> **Short exercise**:
Produce an exact copy of all the records.
#### Material shown
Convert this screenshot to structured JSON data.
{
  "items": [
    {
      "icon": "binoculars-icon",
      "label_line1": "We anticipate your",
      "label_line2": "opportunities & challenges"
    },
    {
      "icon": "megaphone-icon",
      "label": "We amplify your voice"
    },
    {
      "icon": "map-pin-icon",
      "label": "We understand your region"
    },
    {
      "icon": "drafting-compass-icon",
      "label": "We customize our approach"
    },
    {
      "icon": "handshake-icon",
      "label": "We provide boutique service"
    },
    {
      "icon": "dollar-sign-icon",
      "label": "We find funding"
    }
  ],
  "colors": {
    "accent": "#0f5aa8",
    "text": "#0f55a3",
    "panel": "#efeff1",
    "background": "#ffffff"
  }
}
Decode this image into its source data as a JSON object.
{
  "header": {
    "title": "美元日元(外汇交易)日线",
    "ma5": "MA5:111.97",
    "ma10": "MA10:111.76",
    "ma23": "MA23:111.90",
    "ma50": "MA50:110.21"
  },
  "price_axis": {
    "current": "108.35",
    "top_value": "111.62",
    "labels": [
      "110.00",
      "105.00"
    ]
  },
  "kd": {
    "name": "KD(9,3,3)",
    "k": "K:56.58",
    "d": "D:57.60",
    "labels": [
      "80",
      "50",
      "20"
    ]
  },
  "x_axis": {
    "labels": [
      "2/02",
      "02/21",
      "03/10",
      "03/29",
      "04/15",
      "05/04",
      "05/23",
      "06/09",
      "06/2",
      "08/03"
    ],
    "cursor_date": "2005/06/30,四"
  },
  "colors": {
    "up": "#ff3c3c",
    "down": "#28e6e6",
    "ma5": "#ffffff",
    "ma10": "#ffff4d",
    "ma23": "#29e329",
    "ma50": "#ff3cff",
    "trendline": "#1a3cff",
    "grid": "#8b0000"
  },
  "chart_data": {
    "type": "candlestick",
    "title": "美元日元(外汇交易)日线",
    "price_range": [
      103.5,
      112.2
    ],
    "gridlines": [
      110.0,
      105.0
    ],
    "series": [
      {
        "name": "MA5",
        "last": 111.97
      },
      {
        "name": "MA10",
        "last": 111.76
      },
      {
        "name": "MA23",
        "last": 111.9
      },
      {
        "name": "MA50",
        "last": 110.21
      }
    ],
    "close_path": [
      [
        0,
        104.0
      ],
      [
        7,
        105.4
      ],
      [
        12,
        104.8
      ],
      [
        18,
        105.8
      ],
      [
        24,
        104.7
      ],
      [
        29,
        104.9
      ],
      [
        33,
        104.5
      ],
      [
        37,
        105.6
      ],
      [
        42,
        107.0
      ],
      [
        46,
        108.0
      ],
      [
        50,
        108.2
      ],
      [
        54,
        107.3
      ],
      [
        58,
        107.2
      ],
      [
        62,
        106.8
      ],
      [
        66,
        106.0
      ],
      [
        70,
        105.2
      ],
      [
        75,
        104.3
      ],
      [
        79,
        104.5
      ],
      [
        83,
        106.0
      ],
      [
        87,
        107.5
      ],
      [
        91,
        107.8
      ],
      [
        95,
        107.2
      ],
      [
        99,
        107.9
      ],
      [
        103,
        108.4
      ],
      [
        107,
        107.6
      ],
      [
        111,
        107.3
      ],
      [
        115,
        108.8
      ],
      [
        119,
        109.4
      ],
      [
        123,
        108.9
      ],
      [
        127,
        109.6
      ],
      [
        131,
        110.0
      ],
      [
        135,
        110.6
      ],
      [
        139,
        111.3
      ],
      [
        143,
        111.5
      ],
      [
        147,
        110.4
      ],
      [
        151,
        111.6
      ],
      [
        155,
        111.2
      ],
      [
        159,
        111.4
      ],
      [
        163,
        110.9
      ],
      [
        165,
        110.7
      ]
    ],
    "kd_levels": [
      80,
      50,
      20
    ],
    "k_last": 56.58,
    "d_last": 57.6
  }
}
########
> **The reply**:
Convert this screenshot to structured JSON data.
{
  "items": [
    {
      "icon": "binoculars-icon",
      "label_line1": "We anticipate your",
      "label_line2": "opportunities & challenges"
    },
    {
      "icon": "megaphone-icon",
      "label": "We amplify your voice"
    },
    {
      "icon": "map-pin-icon",
      "label": "We understand your region"
    },
    {
      "icon": "drafting-compass-icon",
      "label": "We customize our approach"
    },
    {
      "icon": "handshake-icon",
      "label": "We provide boutique service"
    },
    {
      "icon": "dollar-sign-icon",
      "label": "We find funding"
    }
  ],
  "colors": {
    "accent": "#0f5aa8",
    "text": "#0f55a3",
    "panel": "#efeff1",
    "background": "#ffffff"
  }
}
Decode this image into its source data as a JSON object.
{
  "header": {
    "title": "美元日元(外汇交易)日线",
    "ma5": "MA5:111.97",
    "ma10": "MA10:111.76",
    "ma23": "MA23:111.90",
    "ma50": "MA50:110.21"
  },
  "price_axis": {
    "current": "108.35",
    "top_value": "111.62",
    "labels": [
      "110.00",
      "105.00"
    ]
  },
  "kd": {
    "name": "KD(9,3,3)",
    "k": "K:56.58",
    "d": "D:57.60",
    "labels": [
      "80",
      "50",
      "20"
    ]
  },
  "x_axis": {
    "labels": [
      "2/02",
      "02/21",
      "03/10",
      "03/29",
      "04/15",
      "05/04",
      "05/23",
      "06/09",
      "06/2",
      "08/03"
    ],
    "cursor_date": "2005/06/30,四"
  },
  "colors": {
    "up": "#ff3c3c",
    "down": "#28e6e6",
    "ma5": "#ffffff",
    "ma10": "#ffff4d",
    "ma23": "#29e329",
    "ma50": "#ff3cff",
    "trendline": "#1a3cff",
    "grid": "#8b0000"
  },
  "chart_data": {
    "type": "candlestick",
    "title": "美元日元(外汇交易)日线",
    "price_range": [
      103.5,
      112.2
    ],
    "gridlines": [
      110.0,
      105.0
    ],
    "series": [
      {
        "name": "MA5",
        "last": 111.97
      },
      {
        "name": "MA10",
        "last": 111.76
      },
      {
        "name": "MA23",
        "last": 111.9
      },
      {
        "name": "MA50",
        "last": 110.21
      }
    ],
    "close_path": [
      [
        0,
        104.0
      ],
      [
        7,
        105.4
      ],
      [
        12,
        104.8
      ],
      [
        18,
        105.8
      ],
      [
        24,
        104.7
      ],
      [
        29,
        104.9
      ],
      [
        33,
        104.5
      ],
      [
        37,
        105.6
      ],
      [
        42,
        107.0
      ],
      [
        46,
        108.0
      ],
      [
        50,
        108.2
      ],
      [
        54,
        107.3
      ],
      [
        58,
        107.2
      ],
      [
        62,
        106.8
      ],
      [
        66,
        106.0
      ],
      [
        70,
        105.2
      ],
      [
        75,
        104.3
      ],
      [
        79,
        104.5
      ],
      [
        83,
        106.0
      ],
      [
        87,
        107.5
      ],
      [
        91,
        107.8
      ],
      [
        95,
        107.2
      ],
      [
        99,
        107.9
      ],
      [
        103,
        108.4
      ],
      [
        107,
        107.6
      ],
      [
        111,
        107.3
      ],
      [
        115,
        108.8
      ],
      [
        119,
        109.4
      ],
      [
        123,
        108.9
      ],
      [
        127,
        109.6
      ],
      [
        131,
        110.0
      ],
      [
        135,
        110.6
      ],
      [
        139,
        111.3
      ],
      [
        143,
        111.5
      ],
      [
        147,
        110.4
      ],
      [
        151,
        111.6
      ],
      [
        155,
        111.2
      ],
      [
        159,
        111.4
      ],
      [
        163,
        110.9
      ],
      [
        165,
        110.7
      ]
    ],
    "kd_levels": [
      80,
      50,
      20
    ],
    "k_last": 56.58,
    "d_last": 57.6
  }
}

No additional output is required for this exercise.